EXTRACTED ENTRIES

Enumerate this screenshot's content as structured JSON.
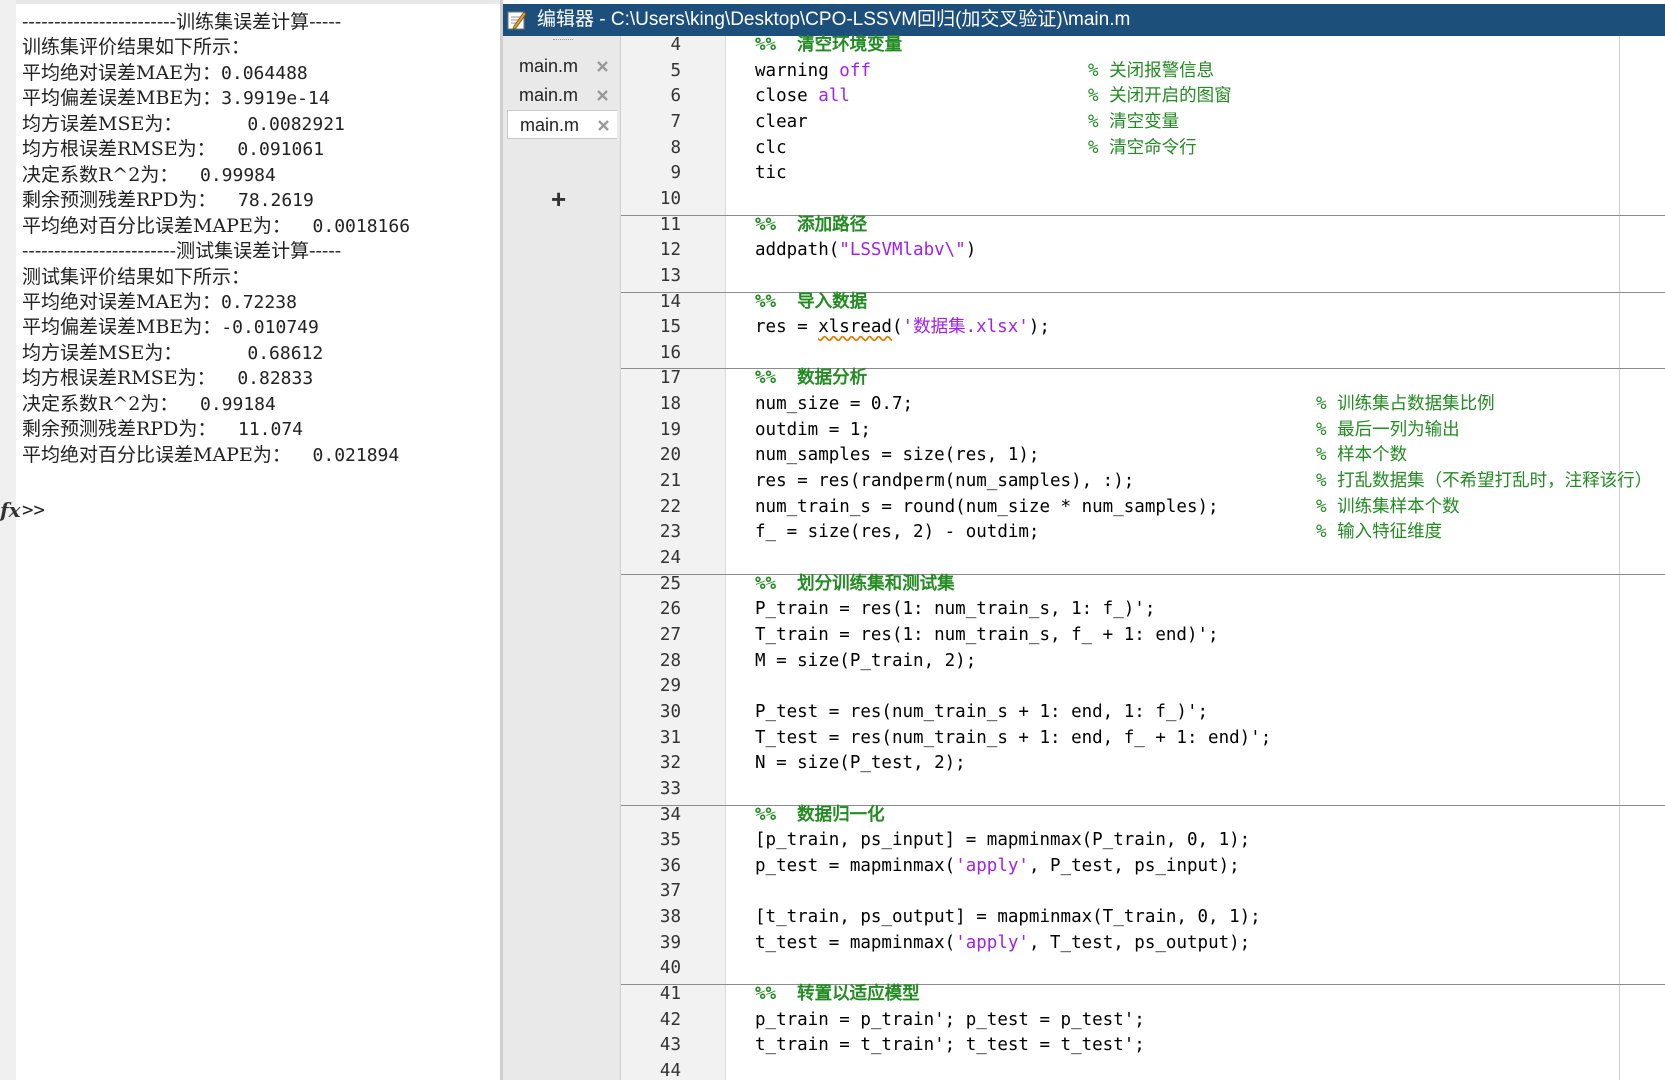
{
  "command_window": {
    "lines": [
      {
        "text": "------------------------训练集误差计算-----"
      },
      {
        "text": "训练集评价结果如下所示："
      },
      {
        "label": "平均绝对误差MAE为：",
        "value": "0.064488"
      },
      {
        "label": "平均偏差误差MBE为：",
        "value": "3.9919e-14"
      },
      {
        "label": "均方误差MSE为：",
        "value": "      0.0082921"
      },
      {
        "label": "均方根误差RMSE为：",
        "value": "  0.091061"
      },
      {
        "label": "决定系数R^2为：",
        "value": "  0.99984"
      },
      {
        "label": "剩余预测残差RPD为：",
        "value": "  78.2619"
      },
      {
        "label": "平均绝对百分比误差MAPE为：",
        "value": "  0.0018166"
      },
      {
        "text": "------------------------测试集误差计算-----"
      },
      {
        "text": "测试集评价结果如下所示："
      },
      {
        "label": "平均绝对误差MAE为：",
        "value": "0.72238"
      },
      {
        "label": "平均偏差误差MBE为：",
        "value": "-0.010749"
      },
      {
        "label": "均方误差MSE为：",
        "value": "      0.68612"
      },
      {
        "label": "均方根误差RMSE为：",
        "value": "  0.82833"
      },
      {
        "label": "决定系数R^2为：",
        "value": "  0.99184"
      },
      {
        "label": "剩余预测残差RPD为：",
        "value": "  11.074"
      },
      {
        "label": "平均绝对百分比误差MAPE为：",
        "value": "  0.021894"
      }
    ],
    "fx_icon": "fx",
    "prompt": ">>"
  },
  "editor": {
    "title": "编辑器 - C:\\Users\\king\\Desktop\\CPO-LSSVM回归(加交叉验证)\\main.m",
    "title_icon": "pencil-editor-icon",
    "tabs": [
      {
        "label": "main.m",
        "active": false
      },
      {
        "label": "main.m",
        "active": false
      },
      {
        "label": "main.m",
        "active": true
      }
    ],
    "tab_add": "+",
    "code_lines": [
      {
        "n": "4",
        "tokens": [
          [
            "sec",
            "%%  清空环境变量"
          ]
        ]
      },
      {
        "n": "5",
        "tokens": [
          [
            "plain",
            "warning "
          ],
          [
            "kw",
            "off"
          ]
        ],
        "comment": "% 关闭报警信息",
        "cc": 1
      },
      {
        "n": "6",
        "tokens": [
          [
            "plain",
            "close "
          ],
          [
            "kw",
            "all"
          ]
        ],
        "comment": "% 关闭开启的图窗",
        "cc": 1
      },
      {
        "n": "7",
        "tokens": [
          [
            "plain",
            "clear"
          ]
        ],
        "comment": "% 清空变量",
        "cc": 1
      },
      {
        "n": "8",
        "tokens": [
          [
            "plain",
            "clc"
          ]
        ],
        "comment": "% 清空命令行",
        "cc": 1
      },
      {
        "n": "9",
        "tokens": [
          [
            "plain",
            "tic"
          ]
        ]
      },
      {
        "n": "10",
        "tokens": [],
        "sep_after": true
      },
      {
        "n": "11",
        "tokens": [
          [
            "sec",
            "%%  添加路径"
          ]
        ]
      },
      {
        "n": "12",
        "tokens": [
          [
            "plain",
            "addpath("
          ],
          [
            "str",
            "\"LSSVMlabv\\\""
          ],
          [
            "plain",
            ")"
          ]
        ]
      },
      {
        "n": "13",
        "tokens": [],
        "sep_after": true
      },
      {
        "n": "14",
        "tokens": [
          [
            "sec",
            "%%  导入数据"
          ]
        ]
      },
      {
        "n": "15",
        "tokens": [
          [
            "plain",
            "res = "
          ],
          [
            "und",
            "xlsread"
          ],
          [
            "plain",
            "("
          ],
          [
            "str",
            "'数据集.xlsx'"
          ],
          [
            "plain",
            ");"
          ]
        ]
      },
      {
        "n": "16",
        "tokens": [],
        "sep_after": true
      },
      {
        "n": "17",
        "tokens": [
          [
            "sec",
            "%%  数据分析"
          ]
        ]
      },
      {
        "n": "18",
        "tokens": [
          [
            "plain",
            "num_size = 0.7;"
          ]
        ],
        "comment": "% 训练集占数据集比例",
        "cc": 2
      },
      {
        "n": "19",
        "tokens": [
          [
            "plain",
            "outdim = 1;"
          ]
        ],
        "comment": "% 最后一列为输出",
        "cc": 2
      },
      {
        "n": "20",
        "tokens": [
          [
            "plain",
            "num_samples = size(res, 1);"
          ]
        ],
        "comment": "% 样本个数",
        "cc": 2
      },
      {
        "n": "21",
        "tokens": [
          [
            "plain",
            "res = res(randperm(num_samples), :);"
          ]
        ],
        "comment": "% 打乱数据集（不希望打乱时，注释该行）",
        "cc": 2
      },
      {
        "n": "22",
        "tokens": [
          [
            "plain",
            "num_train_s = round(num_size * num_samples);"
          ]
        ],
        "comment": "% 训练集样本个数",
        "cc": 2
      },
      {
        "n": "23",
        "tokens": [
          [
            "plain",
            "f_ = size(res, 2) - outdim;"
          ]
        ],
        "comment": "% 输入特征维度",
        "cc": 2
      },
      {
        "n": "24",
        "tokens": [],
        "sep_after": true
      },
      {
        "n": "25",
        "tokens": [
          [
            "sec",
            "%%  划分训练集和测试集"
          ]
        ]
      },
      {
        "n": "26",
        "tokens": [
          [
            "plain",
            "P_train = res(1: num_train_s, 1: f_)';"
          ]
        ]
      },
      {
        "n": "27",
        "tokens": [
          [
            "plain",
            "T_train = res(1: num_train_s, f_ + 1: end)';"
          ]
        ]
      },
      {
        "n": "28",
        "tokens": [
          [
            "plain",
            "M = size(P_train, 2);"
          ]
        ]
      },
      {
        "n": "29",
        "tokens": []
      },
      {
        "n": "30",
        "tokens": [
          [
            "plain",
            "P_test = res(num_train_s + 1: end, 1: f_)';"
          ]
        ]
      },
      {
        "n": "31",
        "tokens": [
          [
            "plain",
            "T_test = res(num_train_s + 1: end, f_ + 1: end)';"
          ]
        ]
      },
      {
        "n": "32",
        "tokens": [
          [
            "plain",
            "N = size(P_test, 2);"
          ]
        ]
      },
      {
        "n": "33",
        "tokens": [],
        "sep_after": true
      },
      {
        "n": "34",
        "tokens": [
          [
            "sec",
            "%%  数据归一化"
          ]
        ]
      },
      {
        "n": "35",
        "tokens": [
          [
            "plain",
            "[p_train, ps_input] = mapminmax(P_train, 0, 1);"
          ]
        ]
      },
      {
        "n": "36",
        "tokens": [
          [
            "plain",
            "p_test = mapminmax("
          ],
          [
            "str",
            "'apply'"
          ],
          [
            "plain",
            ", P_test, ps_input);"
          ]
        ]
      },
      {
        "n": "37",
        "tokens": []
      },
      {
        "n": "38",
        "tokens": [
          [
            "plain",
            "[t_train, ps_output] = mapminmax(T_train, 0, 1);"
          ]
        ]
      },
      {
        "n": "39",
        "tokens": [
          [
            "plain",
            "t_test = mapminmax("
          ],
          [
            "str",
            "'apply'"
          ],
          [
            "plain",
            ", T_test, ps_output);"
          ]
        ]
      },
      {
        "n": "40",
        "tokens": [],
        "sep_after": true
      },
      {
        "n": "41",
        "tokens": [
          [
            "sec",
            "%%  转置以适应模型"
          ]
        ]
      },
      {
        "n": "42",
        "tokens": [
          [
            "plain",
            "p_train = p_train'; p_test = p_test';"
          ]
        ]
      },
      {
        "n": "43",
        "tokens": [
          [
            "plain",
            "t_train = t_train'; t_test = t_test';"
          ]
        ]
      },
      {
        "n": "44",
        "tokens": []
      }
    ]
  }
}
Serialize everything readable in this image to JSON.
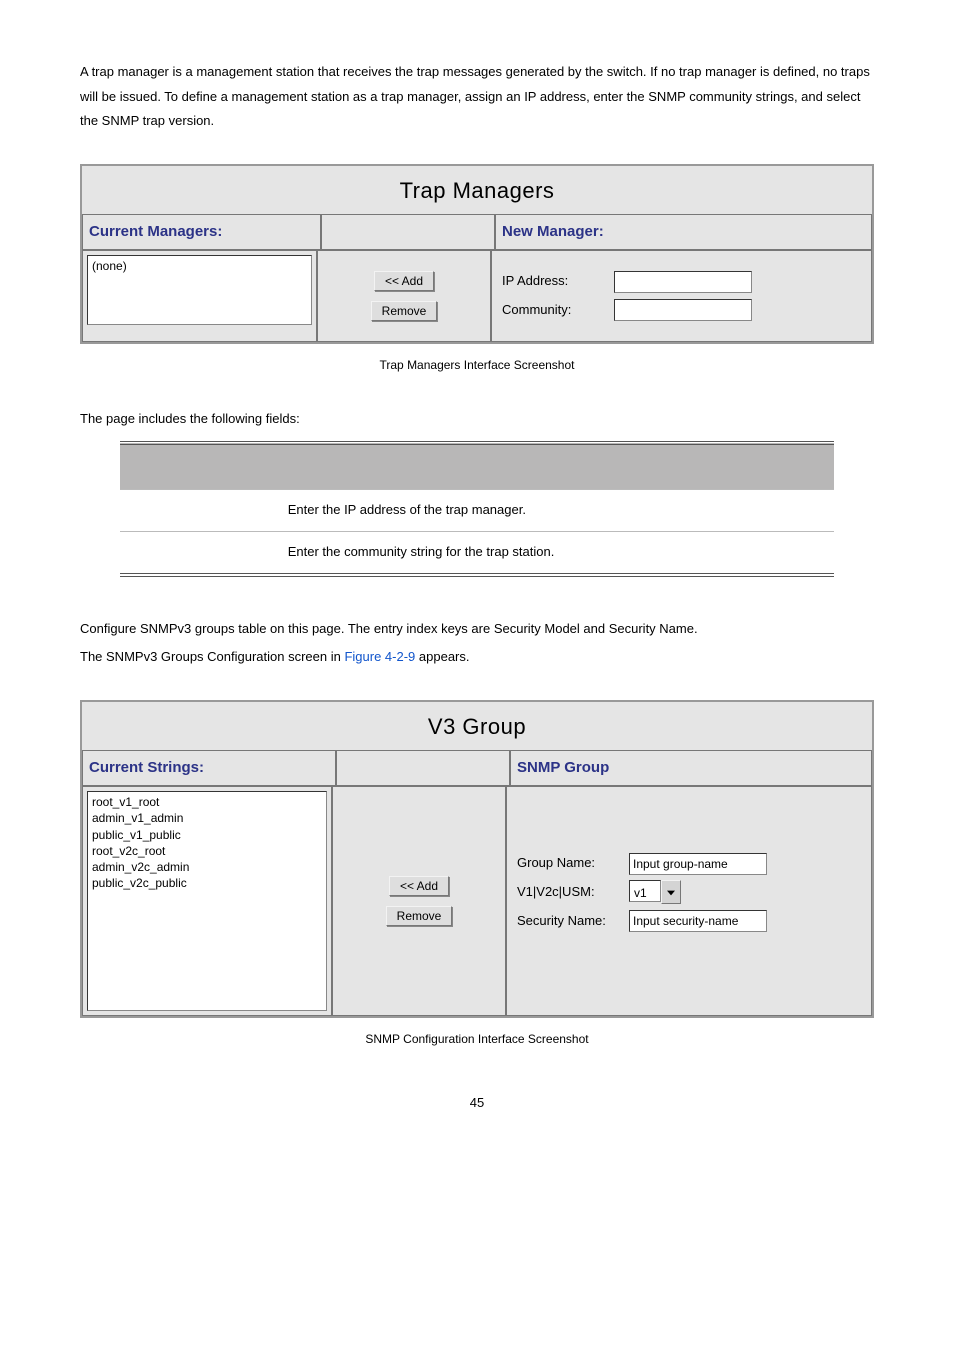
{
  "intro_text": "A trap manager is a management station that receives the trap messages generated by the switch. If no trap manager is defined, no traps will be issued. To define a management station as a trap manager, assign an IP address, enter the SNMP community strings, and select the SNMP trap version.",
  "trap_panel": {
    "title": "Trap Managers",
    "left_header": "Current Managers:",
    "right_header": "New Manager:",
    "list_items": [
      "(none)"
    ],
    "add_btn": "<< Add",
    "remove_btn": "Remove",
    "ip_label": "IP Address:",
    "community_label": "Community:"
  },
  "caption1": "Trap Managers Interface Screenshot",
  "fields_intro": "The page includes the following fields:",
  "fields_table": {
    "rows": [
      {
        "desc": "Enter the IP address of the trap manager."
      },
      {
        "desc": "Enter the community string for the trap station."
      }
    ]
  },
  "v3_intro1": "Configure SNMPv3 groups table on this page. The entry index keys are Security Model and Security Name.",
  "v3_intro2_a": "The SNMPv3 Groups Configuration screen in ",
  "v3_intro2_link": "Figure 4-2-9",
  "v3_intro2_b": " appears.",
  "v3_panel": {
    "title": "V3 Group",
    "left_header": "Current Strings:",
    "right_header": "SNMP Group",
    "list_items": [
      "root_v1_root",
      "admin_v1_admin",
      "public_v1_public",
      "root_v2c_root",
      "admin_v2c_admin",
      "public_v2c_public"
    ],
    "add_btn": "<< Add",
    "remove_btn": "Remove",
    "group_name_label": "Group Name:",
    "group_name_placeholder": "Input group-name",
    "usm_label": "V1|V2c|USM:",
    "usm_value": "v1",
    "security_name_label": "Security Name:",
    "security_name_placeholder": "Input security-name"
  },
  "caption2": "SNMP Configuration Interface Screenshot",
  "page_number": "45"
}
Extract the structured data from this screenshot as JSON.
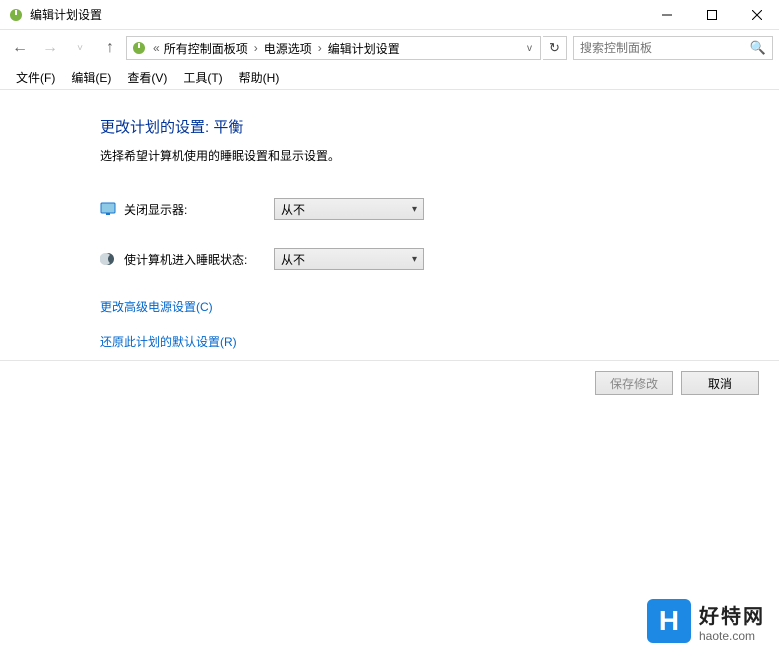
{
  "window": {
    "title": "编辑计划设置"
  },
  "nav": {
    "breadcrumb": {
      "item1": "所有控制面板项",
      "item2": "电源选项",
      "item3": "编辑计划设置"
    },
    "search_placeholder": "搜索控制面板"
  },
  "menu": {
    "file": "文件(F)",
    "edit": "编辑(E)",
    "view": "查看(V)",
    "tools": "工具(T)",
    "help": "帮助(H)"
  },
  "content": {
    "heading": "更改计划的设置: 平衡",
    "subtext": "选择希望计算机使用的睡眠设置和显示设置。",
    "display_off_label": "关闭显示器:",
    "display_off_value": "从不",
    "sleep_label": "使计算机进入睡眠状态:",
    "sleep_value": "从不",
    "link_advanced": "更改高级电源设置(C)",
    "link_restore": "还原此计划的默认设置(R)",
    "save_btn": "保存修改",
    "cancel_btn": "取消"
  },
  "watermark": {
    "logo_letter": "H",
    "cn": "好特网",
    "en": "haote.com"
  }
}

GIVEN INSTRUCTION
Take the line that contains "Extract the structured" and every line after it to the end of the records above; quote them exactly, leaving out the pictures.

ANSWER FOR THIS EXERCISE
Extract the structured data from this screenshot as JSON.
{
  "window": {
    "title": "编辑计划设置"
  },
  "nav": {
    "breadcrumb": {
      "item1": "所有控制面板项",
      "item2": "电源选项",
      "item3": "编辑计划设置"
    },
    "search_placeholder": "搜索控制面板"
  },
  "menu": {
    "file": "文件(F)",
    "edit": "编辑(E)",
    "view": "查看(V)",
    "tools": "工具(T)",
    "help": "帮助(H)"
  },
  "content": {
    "heading": "更改计划的设置: 平衡",
    "subtext": "选择希望计算机使用的睡眠设置和显示设置。",
    "display_off_label": "关闭显示器:",
    "display_off_value": "从不",
    "sleep_label": "使计算机进入睡眠状态:",
    "sleep_value": "从不",
    "link_advanced": "更改高级电源设置(C)",
    "link_restore": "还原此计划的默认设置(R)",
    "save_btn": "保存修改",
    "cancel_btn": "取消"
  },
  "watermark": {
    "logo_letter": "H",
    "cn": "好特网",
    "en": "haote.com"
  }
}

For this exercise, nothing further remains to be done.